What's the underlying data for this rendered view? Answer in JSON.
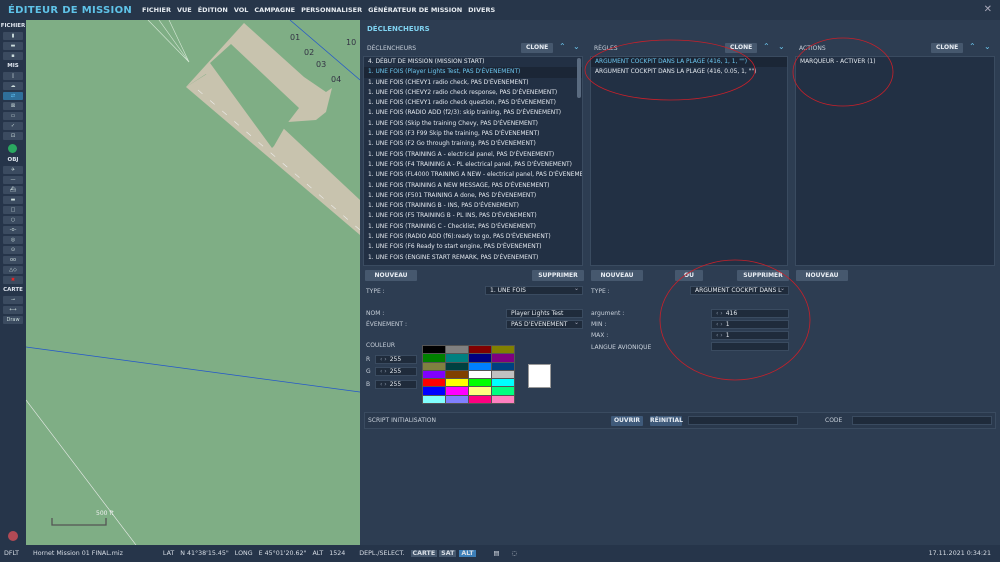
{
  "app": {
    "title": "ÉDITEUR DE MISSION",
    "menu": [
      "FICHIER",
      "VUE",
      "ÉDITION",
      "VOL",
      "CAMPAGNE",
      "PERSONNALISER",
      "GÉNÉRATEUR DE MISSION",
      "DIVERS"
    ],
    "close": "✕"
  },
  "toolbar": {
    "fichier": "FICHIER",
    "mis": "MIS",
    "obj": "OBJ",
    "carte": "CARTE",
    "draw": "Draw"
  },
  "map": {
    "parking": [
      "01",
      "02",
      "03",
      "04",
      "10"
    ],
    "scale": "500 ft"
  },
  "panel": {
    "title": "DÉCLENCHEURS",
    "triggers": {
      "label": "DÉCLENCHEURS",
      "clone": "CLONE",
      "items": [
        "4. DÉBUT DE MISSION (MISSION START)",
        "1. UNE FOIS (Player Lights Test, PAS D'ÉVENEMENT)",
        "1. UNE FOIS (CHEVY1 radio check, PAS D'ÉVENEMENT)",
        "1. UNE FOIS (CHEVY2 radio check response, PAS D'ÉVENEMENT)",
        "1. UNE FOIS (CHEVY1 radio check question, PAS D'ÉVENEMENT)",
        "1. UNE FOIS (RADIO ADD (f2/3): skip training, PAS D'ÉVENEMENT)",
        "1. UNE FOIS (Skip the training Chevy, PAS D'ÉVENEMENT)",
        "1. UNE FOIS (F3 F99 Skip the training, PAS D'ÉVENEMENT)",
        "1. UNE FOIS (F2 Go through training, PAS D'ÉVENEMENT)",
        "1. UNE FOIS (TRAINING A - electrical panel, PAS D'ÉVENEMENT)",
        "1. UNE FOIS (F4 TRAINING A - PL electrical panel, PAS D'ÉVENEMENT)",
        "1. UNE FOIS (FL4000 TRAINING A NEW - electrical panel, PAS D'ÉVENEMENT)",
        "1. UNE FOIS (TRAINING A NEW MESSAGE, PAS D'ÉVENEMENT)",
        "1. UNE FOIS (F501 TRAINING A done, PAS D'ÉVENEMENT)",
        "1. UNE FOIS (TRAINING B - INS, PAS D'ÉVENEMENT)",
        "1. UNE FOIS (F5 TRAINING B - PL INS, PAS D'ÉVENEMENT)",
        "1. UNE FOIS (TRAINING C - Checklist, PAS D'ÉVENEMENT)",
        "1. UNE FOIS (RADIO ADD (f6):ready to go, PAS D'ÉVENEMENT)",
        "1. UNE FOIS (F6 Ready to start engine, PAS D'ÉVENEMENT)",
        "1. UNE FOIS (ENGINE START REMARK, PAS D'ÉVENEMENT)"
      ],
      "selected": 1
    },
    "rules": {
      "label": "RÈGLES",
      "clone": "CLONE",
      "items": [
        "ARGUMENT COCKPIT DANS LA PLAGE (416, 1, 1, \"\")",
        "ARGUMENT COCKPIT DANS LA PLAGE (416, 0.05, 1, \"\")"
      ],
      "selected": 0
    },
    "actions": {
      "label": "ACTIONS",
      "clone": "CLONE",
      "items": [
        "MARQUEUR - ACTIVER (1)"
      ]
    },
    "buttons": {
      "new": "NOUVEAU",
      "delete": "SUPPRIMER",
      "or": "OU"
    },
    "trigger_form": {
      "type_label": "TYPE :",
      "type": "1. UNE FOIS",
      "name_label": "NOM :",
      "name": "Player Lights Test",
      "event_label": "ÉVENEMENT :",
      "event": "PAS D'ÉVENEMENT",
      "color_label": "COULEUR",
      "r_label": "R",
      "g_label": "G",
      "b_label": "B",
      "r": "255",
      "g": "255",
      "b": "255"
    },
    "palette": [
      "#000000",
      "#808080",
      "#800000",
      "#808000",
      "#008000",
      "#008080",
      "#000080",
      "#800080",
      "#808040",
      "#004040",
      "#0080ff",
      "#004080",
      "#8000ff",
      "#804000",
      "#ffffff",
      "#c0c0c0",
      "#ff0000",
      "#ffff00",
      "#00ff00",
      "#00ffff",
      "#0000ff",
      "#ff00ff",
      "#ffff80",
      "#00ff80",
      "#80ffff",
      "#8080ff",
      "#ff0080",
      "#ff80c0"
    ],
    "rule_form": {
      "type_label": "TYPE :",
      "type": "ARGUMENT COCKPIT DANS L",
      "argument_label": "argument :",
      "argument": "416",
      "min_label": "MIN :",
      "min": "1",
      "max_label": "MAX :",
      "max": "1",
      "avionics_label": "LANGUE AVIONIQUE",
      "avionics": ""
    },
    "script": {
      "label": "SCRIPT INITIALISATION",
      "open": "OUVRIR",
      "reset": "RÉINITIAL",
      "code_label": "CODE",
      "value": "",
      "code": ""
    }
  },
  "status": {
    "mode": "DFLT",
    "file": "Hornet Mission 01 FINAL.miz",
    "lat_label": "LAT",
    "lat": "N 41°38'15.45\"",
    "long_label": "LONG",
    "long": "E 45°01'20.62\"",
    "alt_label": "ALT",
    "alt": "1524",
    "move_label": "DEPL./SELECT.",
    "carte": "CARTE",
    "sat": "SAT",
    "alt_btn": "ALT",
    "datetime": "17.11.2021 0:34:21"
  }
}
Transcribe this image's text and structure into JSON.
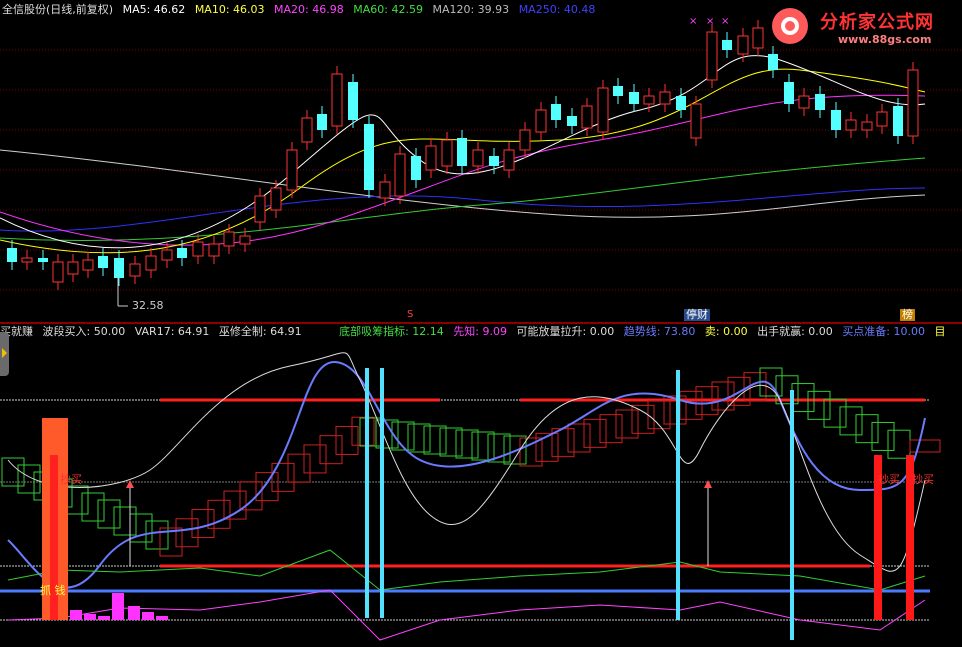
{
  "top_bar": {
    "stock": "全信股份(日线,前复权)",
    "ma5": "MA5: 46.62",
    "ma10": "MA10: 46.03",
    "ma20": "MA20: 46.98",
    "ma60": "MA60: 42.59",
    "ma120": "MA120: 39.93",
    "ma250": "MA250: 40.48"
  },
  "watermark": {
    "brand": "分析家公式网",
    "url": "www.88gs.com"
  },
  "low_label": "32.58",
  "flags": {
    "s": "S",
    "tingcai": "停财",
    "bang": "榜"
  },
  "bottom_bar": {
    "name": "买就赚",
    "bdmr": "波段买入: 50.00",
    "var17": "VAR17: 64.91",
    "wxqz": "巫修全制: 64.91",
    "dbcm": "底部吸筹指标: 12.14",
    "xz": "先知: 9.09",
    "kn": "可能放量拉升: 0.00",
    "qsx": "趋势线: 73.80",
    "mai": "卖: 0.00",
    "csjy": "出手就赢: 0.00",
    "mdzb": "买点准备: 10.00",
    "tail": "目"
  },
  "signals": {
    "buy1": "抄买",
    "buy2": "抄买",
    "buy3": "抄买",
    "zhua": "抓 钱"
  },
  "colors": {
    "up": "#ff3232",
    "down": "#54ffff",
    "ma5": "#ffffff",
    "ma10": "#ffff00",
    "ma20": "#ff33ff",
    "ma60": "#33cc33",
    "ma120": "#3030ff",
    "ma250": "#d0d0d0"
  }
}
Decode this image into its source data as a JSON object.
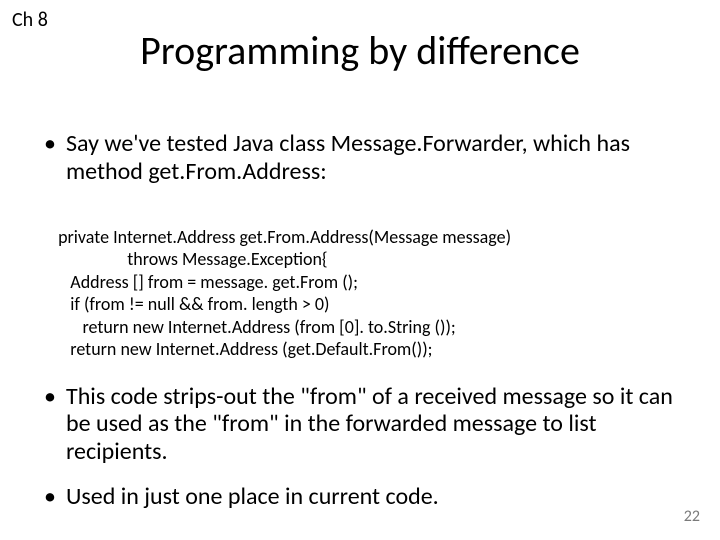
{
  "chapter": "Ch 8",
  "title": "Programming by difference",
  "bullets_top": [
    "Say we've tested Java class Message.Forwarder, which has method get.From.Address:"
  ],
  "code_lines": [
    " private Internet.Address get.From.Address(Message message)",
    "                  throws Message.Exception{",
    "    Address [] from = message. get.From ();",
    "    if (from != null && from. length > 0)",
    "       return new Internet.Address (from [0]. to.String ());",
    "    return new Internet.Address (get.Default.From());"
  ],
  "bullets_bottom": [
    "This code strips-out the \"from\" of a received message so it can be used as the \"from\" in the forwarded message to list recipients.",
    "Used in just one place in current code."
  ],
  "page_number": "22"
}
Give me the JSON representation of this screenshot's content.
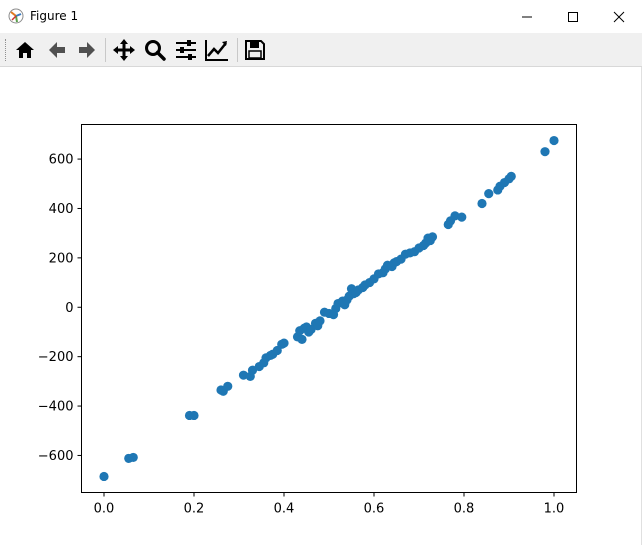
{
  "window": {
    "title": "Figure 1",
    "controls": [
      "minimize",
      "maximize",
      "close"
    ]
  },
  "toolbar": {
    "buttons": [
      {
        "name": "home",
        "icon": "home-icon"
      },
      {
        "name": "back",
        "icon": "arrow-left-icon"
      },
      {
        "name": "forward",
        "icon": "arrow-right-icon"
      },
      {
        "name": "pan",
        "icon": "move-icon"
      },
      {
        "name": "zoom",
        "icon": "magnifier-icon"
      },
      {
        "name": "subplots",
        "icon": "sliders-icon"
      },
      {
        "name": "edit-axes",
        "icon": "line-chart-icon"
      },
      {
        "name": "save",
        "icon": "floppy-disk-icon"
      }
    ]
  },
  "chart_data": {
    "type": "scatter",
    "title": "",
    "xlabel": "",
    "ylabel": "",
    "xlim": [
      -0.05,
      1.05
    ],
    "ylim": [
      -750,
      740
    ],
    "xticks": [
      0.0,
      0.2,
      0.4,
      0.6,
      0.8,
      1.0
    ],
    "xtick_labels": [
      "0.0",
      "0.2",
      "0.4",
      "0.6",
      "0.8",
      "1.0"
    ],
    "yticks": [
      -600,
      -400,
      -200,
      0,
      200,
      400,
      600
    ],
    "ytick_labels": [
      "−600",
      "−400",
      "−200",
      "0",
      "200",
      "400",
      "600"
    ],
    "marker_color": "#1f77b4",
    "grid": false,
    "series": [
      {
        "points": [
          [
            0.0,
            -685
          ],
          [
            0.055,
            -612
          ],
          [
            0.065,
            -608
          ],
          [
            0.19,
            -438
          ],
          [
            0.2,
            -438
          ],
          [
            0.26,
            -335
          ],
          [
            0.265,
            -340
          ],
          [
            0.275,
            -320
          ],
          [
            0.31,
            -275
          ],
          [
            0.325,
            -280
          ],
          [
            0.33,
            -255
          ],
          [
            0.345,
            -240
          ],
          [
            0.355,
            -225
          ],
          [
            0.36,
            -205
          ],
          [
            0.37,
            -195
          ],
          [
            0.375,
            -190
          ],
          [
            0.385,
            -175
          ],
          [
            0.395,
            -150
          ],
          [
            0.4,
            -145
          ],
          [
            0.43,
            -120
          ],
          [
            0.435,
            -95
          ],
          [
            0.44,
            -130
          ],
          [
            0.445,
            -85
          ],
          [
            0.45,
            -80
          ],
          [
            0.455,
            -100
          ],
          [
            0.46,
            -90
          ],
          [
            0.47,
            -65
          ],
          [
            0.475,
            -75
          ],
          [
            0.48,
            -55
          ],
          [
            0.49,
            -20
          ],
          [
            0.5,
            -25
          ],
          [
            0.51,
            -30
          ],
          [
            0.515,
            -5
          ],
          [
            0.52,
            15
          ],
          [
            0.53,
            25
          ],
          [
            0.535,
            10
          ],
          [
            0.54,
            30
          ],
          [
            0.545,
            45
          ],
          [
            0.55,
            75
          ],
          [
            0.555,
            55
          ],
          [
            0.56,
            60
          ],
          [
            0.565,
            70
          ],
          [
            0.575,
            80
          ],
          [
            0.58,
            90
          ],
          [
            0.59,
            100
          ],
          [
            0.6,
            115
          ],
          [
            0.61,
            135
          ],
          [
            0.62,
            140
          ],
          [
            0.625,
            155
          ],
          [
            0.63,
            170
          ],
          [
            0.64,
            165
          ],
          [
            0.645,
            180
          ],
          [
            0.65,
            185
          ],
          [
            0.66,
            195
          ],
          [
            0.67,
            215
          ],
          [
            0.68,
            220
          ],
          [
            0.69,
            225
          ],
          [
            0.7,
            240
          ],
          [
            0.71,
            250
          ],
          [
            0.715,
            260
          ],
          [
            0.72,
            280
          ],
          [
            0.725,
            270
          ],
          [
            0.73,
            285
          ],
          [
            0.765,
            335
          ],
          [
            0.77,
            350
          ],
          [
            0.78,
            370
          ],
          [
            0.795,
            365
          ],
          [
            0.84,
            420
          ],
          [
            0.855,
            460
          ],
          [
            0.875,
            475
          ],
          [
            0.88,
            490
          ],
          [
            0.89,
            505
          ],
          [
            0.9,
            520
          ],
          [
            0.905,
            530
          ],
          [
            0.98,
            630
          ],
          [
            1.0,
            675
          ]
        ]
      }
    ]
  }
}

▸ **Aim**:
Report how many lines of the records above contain the word "JSON", and give only that number.

▸ **Result of this task**:
4